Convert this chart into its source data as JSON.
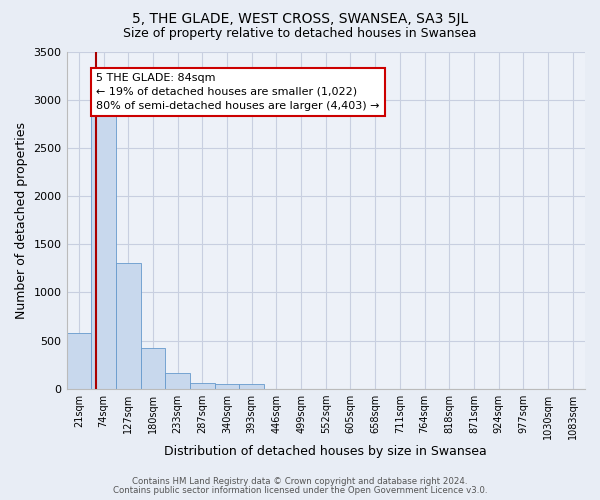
{
  "title": "5, THE GLADE, WEST CROSS, SWANSEA, SA3 5JL",
  "subtitle": "Size of property relative to detached houses in Swansea",
  "xlabel": "Distribution of detached houses by size in Swansea",
  "ylabel": "Number of detached properties",
  "bar_labels": [
    "21sqm",
    "74sqm",
    "127sqm",
    "180sqm",
    "233sqm",
    "287sqm",
    "340sqm",
    "393sqm",
    "446sqm",
    "499sqm",
    "552sqm",
    "605sqm",
    "658sqm",
    "711sqm",
    "764sqm",
    "818sqm",
    "871sqm",
    "924sqm",
    "977sqm",
    "1030sqm",
    "1083sqm"
  ],
  "bar_values": [
    580,
    2950,
    1310,
    420,
    160,
    65,
    50,
    50,
    0,
    0,
    0,
    0,
    0,
    0,
    0,
    0,
    0,
    0,
    0,
    0,
    0
  ],
  "bar_color": "#c8d8ed",
  "bar_edge_color": "#6699cc",
  "ylim": [
    0,
    3500
  ],
  "yticks": [
    0,
    500,
    1000,
    1500,
    2000,
    2500,
    3000,
    3500
  ],
  "vline_pos": 1.15,
  "vline_color": "#aa0000",
  "annotation_title": "5 THE GLADE: 84sqm",
  "annotation_line1": "← 19% of detached houses are smaller (1,022)",
  "annotation_line2": "80% of semi-detached houses are larger (4,403) →",
  "annotation_box_facecolor": "#ffffff",
  "annotation_box_edgecolor": "#cc0000",
  "footnote1": "Contains HM Land Registry data © Crown copyright and database right 2024.",
  "footnote2": "Contains public sector information licensed under the Open Government Licence v3.0.",
  "bg_color": "#e8edf5",
  "plot_bg_color": "#edf1f8",
  "title_fontsize": 10,
  "subtitle_fontsize": 9,
  "grid_color": "#c8cfe0"
}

(Your objective)
In the records above, find each line with the word "houses" and copy it.

(Result below)
  "subtitle": "Size of property relative to detached houses in Swansea",
  "xlabel": "Distribution of detached houses by size in Swansea",
  "annotation_line1": "← 19% of detached houses are smaller (1,022)",
  "annotation_line2": "80% of semi-detached houses are larger (4,403) →",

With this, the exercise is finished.